(Stored items)

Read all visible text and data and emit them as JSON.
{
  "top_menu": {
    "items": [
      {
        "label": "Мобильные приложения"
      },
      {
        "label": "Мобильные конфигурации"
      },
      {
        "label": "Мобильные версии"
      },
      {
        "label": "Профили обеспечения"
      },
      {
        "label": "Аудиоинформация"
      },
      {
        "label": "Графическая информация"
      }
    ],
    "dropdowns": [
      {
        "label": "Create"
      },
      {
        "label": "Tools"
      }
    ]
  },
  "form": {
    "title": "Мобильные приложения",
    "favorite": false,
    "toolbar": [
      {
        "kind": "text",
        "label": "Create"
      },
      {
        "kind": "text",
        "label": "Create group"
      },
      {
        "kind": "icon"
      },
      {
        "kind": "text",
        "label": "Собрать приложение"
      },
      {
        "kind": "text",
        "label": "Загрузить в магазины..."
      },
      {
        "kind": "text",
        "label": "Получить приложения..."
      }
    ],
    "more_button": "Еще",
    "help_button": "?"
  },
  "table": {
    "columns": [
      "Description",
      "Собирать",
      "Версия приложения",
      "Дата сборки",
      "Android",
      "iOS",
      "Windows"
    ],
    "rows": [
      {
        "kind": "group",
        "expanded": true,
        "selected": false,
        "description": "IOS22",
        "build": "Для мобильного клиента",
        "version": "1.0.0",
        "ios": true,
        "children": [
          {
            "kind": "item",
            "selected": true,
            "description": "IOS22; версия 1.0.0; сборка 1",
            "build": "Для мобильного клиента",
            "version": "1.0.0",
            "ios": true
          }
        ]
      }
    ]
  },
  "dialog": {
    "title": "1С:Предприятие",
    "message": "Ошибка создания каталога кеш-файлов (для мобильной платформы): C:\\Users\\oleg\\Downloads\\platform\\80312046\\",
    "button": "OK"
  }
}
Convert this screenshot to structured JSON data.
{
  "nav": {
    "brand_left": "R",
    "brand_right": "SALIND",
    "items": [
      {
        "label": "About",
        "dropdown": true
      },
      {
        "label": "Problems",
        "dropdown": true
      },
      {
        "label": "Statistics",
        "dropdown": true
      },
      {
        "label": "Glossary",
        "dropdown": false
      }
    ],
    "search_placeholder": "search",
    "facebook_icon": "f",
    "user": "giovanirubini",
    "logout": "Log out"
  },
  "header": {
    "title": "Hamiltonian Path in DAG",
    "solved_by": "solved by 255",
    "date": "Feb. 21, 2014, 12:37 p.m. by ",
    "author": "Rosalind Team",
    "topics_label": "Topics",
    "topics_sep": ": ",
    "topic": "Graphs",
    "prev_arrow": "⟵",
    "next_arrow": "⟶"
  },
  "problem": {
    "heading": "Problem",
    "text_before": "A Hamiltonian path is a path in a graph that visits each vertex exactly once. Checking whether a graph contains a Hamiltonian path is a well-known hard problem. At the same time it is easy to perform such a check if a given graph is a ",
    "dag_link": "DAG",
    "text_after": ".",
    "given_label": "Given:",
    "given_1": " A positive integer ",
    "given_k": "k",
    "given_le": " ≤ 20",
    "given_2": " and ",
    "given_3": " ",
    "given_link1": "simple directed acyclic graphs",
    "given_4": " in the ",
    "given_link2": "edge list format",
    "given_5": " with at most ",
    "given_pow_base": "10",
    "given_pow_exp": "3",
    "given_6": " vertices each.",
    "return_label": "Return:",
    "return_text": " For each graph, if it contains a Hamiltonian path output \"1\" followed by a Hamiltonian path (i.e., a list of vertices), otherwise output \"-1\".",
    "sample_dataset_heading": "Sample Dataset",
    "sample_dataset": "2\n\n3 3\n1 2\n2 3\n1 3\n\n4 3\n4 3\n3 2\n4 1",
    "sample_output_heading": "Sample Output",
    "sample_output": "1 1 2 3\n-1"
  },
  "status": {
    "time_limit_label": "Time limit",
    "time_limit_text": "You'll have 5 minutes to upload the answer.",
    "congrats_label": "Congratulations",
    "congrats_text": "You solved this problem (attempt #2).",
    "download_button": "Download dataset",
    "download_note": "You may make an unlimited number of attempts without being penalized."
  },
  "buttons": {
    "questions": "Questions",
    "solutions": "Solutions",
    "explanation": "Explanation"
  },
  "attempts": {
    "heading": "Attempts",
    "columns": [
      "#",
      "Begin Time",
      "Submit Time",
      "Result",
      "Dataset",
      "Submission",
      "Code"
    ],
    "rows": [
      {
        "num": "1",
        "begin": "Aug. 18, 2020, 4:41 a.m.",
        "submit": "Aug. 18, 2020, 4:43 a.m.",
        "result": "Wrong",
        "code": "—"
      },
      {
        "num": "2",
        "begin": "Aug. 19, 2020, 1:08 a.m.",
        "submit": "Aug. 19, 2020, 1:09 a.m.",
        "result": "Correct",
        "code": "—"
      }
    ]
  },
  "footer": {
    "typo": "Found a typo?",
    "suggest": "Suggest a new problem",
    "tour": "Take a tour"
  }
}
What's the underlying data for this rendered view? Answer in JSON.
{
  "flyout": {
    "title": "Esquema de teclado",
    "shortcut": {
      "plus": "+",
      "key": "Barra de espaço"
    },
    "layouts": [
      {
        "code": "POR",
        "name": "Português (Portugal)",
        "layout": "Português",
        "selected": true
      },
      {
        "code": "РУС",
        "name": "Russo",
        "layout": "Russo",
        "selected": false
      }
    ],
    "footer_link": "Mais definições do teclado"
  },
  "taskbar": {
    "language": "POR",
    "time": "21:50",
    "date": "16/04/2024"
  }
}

**WORK TO DO**: State how many lines in the records above contain the word "Hamiltonian", giving only the number.

**COMPLETED TASK**: 3